Skip to content

[NVIDIA] Support TF32 matmul to improve MiniMax gate gemm performance#22744

Open
trevor-m wants to merge 1 commit intosgl-project:mainfrom
trevor-m:tf32
Open

[NVIDIA] Support TF32 matmul to improve MiniMax gate gemm performance#22744
trevor-m wants to merge 1 commit intosgl-project:mainfrom
trevor-m:tf32

Conversation

@trevor-m
Copy link
Copy Markdown
Collaborator

Motivation

Before this change, the fp32 gate gemm takes 9.1% of e2e decode time for MiniMax-M2.5 at bs 64. With --enable-tf32-matmul, it is reduced to 3.3%.

Modifications

Use torch.set_float32_matmul_precision('high') to use TF32 as internal computation type for FP32 matmuls when available. This improves performance without affecting accuracy as much.
**********
(Task statement)
Quote the TF32 matmul pull request text in full, word for word.
**********
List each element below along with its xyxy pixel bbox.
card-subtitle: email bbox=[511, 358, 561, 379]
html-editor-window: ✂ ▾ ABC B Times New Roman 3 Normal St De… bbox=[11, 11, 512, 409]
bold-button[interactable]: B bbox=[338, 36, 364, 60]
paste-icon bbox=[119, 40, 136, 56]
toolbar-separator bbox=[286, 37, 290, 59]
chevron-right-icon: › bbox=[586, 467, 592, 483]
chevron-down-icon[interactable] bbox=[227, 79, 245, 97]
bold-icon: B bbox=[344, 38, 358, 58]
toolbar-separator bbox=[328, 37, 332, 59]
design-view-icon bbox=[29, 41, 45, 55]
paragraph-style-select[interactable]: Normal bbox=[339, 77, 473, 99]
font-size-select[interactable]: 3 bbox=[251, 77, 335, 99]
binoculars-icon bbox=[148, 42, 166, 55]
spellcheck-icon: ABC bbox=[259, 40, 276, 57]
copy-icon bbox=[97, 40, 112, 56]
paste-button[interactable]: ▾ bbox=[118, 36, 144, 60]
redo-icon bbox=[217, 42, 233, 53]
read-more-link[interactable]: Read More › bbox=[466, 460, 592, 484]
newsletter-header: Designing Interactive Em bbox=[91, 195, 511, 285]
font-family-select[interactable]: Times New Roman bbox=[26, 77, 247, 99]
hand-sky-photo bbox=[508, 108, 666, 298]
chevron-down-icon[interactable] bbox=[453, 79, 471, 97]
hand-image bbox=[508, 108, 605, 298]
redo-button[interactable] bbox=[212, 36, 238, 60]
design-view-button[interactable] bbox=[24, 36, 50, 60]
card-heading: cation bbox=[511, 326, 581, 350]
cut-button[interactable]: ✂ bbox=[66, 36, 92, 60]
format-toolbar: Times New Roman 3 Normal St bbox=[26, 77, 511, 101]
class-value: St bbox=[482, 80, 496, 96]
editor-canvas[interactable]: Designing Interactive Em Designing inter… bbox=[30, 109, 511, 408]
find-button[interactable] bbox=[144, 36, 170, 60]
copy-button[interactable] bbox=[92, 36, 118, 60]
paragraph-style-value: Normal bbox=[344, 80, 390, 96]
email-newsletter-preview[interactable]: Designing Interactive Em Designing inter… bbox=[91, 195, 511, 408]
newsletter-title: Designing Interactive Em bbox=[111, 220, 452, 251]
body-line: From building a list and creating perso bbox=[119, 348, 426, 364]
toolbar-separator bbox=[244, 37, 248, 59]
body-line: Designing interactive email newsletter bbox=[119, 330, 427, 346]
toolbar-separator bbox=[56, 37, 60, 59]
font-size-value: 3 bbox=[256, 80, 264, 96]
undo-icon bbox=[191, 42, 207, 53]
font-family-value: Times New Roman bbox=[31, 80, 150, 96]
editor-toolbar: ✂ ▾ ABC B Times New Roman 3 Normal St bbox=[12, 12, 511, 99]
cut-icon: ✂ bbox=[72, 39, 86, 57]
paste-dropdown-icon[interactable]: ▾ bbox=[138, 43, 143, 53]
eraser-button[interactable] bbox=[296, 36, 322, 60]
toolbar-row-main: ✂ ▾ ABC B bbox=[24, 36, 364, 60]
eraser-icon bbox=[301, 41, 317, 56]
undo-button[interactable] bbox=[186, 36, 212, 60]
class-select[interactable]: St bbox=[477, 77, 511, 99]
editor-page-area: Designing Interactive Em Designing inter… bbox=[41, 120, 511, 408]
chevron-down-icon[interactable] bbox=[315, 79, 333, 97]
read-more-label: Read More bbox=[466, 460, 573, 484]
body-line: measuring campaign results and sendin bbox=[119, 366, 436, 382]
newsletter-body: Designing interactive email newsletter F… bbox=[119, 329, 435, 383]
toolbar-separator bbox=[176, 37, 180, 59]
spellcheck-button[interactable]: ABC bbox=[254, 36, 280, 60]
**********
(Answer to the task)
Skip to content

[NVIDIA] Support TF32 matmul to improve MiniMax gate gemm performance#22744

Open
trevor-m wants to merge 1 commit intosgl-project:mainfrom
trevor-m:tf32
Open

[NVIDIA] Support TF32 matmul to improve MiniMax gate gemm performance#22744
trevor-m wants to merge 1 commit intosgl-project:mainfrom
trevor-m:tf32

Conversation

@trevor-m
Copy link
Copy Markdown
Collaborator

Motivation

Before this change, the fp32 gate gemm takes 9.1% of e2e decode time for MiniMax-M2.5 at bs 64. With --enable-tf32-matmul, it is reduced to 3.3%.

Modifications

Use torch.set_float32_matmul_precision('high') to use TF32 as internal computation type for FP32 matmuls when available. This improves performance without affecting accuracy as much.